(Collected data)
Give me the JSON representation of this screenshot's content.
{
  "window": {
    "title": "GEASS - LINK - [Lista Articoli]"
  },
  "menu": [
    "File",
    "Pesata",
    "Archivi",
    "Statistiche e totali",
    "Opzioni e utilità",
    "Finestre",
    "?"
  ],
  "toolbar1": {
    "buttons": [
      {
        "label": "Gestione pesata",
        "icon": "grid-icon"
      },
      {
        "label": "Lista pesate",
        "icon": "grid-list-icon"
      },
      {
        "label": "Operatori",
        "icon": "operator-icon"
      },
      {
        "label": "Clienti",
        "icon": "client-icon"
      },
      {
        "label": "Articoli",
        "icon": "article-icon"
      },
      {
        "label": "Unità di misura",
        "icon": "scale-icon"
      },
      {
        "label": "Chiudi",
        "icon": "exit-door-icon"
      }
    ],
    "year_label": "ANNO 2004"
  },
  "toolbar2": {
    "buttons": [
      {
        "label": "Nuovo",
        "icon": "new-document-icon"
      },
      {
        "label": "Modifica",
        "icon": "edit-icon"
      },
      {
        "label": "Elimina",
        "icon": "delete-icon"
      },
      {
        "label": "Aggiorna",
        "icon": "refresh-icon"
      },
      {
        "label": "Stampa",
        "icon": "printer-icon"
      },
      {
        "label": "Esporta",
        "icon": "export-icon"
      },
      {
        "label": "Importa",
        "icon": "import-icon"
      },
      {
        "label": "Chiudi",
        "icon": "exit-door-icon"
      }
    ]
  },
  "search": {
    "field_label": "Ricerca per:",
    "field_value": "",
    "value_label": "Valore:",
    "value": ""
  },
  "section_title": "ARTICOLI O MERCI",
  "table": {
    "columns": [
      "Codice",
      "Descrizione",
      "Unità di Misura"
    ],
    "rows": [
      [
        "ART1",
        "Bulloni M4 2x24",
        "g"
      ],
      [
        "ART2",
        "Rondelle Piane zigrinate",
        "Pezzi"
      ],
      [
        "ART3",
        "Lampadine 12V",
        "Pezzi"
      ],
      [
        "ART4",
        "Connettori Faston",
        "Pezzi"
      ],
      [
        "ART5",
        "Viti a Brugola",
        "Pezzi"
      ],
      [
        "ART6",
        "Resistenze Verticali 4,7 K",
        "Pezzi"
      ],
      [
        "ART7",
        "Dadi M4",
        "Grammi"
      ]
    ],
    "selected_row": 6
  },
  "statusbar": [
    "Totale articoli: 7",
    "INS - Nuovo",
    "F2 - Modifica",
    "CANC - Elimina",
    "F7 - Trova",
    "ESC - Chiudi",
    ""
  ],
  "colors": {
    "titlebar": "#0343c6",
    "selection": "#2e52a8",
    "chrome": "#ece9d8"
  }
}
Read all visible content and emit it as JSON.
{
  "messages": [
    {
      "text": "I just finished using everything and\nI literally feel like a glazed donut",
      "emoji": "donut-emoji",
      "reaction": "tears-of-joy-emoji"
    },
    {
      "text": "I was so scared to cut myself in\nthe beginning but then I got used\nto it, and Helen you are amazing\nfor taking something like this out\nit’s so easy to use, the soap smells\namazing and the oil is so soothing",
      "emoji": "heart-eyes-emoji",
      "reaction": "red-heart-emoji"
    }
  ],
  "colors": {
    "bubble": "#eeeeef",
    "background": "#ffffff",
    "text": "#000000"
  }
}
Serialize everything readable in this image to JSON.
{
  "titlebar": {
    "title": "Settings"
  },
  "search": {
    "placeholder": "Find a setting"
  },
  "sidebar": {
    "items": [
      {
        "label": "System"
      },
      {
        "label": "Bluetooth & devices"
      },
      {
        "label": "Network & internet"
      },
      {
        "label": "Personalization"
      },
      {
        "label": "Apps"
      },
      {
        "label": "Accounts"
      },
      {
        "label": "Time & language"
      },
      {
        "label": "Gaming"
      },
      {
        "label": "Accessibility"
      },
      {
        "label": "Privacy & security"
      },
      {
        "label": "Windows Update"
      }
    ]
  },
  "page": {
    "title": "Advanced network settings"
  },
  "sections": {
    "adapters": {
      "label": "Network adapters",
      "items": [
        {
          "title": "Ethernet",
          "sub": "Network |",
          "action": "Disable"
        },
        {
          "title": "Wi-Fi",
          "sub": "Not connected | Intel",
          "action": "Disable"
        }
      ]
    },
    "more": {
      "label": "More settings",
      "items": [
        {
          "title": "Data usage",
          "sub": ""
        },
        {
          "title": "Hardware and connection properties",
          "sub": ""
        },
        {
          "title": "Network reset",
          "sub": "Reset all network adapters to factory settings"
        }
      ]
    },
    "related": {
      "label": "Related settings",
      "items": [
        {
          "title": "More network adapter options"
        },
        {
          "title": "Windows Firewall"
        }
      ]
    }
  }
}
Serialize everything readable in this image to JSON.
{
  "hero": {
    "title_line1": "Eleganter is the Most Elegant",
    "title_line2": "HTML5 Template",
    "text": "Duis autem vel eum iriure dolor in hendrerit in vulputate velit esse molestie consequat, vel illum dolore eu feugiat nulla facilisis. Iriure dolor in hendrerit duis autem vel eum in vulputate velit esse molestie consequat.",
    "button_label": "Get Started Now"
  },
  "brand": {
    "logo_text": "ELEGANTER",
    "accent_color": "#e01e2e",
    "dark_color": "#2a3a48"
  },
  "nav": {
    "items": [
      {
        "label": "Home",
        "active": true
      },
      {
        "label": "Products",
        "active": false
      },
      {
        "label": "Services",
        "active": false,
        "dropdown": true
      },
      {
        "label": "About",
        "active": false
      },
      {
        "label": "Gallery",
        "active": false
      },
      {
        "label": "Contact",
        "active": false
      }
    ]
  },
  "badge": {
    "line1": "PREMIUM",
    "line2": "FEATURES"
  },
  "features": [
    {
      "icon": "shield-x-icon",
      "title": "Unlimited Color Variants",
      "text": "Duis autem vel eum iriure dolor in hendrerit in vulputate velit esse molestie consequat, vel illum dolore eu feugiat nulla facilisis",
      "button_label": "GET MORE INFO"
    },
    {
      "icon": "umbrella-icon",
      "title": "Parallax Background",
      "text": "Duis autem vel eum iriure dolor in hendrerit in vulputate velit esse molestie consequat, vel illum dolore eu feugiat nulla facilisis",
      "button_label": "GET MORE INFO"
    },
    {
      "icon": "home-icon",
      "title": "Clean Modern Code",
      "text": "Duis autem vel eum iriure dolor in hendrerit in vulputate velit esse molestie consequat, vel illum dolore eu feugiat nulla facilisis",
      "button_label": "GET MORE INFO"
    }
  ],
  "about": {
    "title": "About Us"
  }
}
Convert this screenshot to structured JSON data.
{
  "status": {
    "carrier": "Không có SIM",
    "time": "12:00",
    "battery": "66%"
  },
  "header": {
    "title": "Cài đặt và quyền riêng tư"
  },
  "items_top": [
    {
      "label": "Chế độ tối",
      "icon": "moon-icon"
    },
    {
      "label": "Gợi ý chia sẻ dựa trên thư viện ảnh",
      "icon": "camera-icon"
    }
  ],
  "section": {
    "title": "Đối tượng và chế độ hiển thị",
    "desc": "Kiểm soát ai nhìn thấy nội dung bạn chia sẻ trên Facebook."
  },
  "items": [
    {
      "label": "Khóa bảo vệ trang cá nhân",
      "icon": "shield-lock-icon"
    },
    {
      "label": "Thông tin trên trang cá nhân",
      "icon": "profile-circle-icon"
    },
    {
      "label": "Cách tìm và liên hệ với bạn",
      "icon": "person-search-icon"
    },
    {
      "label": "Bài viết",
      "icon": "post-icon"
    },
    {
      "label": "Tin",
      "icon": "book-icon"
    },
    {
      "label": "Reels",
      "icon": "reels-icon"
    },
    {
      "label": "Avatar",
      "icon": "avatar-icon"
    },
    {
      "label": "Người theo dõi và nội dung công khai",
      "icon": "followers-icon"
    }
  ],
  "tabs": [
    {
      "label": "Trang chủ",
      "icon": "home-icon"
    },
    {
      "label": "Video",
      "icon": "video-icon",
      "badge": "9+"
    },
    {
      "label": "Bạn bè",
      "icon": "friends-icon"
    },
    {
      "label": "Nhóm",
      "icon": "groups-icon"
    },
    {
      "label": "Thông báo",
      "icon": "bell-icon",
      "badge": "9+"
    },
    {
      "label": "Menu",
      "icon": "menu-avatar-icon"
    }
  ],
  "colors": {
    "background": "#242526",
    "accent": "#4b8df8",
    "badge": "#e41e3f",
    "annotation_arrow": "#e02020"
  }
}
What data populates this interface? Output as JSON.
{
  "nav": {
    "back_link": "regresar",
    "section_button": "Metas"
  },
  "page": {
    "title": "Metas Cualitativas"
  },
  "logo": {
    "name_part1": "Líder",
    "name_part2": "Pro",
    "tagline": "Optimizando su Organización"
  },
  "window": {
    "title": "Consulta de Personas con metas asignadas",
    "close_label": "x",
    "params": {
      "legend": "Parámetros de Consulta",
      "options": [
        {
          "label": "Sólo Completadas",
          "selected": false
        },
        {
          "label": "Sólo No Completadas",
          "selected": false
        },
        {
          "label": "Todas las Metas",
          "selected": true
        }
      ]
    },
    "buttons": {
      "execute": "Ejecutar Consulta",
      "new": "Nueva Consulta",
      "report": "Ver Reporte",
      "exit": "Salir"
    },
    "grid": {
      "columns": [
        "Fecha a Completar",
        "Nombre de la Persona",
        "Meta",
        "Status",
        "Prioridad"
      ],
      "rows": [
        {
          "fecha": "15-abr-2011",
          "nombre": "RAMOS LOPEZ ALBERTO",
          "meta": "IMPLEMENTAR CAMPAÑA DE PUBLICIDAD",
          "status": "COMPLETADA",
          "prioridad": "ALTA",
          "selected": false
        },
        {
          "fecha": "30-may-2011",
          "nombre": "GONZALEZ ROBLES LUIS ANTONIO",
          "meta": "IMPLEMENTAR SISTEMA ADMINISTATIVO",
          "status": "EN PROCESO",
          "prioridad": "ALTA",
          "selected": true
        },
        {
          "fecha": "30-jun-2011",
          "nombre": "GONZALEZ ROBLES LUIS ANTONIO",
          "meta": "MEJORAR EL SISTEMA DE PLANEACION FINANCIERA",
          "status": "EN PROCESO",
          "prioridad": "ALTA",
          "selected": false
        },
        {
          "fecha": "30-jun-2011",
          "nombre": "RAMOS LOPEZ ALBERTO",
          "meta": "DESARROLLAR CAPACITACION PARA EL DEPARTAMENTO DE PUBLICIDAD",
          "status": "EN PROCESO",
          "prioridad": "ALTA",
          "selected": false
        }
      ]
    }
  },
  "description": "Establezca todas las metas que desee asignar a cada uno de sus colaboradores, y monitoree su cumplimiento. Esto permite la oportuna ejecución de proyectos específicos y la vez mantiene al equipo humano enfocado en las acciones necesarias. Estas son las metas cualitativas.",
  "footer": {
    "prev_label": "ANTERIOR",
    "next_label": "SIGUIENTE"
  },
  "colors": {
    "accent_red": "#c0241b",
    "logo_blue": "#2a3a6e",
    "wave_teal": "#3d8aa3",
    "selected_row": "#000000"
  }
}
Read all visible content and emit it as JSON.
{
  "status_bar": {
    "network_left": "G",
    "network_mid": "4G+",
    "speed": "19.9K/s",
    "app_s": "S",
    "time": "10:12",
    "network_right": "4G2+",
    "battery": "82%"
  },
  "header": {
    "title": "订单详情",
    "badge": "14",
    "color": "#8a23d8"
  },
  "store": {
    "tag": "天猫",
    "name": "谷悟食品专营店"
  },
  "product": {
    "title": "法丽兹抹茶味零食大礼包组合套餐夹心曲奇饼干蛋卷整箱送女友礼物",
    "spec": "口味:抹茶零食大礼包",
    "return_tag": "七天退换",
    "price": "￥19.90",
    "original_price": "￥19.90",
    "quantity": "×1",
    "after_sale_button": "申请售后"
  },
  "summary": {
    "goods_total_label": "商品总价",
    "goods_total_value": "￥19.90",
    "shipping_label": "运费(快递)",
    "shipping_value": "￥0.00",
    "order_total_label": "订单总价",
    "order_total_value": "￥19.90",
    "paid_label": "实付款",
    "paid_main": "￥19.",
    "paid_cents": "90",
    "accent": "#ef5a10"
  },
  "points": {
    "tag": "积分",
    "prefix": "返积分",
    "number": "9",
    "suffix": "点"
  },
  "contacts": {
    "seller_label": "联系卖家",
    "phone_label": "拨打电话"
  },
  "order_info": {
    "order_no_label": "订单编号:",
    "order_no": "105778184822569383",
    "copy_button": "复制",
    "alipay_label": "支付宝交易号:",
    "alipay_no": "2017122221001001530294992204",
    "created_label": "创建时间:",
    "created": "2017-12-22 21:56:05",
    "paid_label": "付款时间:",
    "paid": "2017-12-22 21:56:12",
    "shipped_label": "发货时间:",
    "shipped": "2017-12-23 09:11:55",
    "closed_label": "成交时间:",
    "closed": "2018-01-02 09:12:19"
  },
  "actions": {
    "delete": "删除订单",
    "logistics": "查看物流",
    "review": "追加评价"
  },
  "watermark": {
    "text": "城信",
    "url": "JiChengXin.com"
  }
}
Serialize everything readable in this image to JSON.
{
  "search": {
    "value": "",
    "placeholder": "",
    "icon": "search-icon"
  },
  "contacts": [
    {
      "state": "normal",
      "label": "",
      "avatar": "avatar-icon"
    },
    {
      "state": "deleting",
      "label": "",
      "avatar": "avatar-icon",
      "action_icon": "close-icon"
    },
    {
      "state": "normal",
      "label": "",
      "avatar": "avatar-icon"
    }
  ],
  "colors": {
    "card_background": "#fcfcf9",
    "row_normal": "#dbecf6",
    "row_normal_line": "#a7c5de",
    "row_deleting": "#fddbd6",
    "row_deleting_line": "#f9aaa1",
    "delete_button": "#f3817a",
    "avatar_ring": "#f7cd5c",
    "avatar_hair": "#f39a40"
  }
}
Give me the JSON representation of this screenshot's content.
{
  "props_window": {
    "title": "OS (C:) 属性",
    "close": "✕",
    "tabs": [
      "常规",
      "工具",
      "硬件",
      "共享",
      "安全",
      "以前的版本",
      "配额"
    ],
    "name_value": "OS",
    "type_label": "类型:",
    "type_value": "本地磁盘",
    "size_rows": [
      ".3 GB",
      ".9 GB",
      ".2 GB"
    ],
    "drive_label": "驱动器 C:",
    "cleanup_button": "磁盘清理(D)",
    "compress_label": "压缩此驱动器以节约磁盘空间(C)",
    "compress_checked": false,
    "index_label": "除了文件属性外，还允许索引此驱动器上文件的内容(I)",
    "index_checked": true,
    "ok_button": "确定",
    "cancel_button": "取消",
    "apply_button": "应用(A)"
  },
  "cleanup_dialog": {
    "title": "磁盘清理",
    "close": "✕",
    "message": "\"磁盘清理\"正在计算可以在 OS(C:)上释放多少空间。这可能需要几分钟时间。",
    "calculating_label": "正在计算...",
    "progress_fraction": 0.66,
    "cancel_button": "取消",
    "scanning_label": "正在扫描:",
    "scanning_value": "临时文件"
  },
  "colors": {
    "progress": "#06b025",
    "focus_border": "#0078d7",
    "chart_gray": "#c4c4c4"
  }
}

* Your objective
Reply with nothing but the number of lines that contain the word "options".

* Response to this exercise
2